(Figure record listings)
□ □ □ □ □

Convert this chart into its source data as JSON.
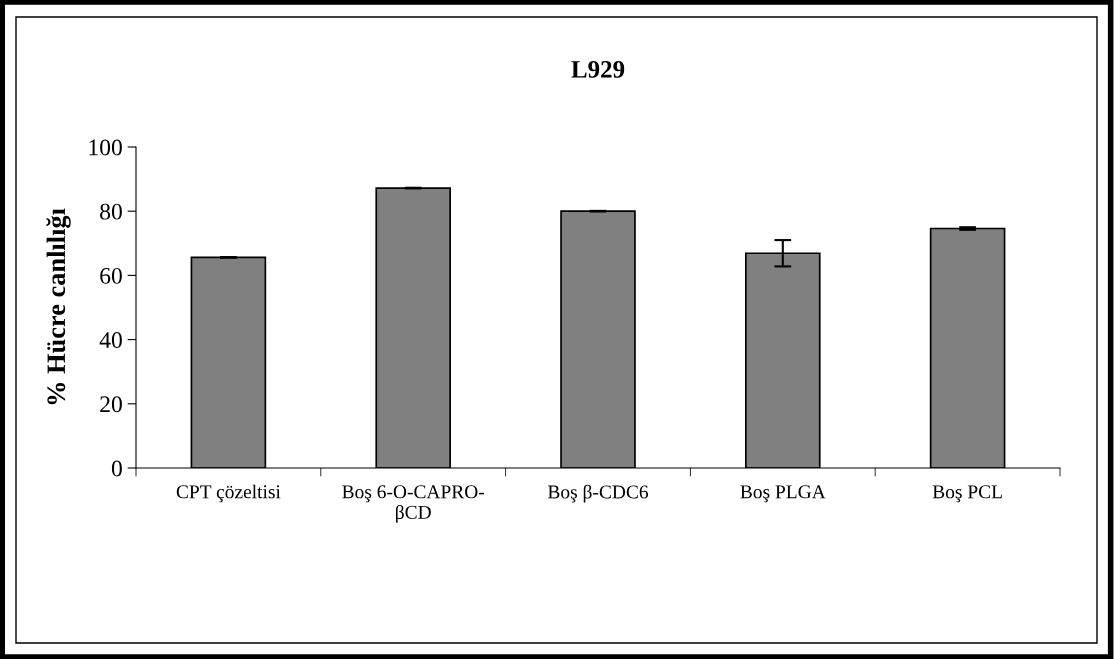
{
  "chart_data": {
    "type": "bar",
    "title": "L929",
    "ylabel": "% Hücre canlılığı",
    "categories": [
      "CPT çözeltisi",
      "Boş 6-O-CAPRO-\nβCD",
      "Boş β-CDC6",
      "Boş PLGA",
      "Boş PCL"
    ],
    "values": [
      65.6,
      87.2,
      80.0,
      66.9,
      74.6
    ],
    "errors": [
      0.1,
      0.1,
      0.1,
      4.1,
      0.4
    ],
    "color": "#808080",
    "ylim": [
      0,
      100
    ],
    "yticks": [
      0,
      20,
      40,
      60,
      80,
      100
    ],
    "grid": false,
    "legend": false
  }
}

□ □ □ □ □

• Written exercise: Take the listing above and print it exactly, apart from the pictures.

• Correct result:
Convert this chart into its source data as JSON.
{
  "chart_data": {
    "type": "bar",
    "title": "L929",
    "ylabel": "% Hücre canlılığı",
    "categories": [
      "CPT çözeltisi",
      "Boş 6-O-CAPRO-\nβCD",
      "Boş β-CDC6",
      "Boş PLGA",
      "Boş PCL"
    ],
    "values": [
      65.6,
      87.2,
      80.0,
      66.9,
      74.6
    ],
    "errors": [
      0.1,
      0.1,
      0.1,
      4.1,
      0.4
    ],
    "color": "#808080",
    "ylim": [
      0,
      100
    ],
    "yticks": [
      0,
      20,
      40,
      60,
      80,
      100
    ],
    "grid": false,
    "legend": false
  }
}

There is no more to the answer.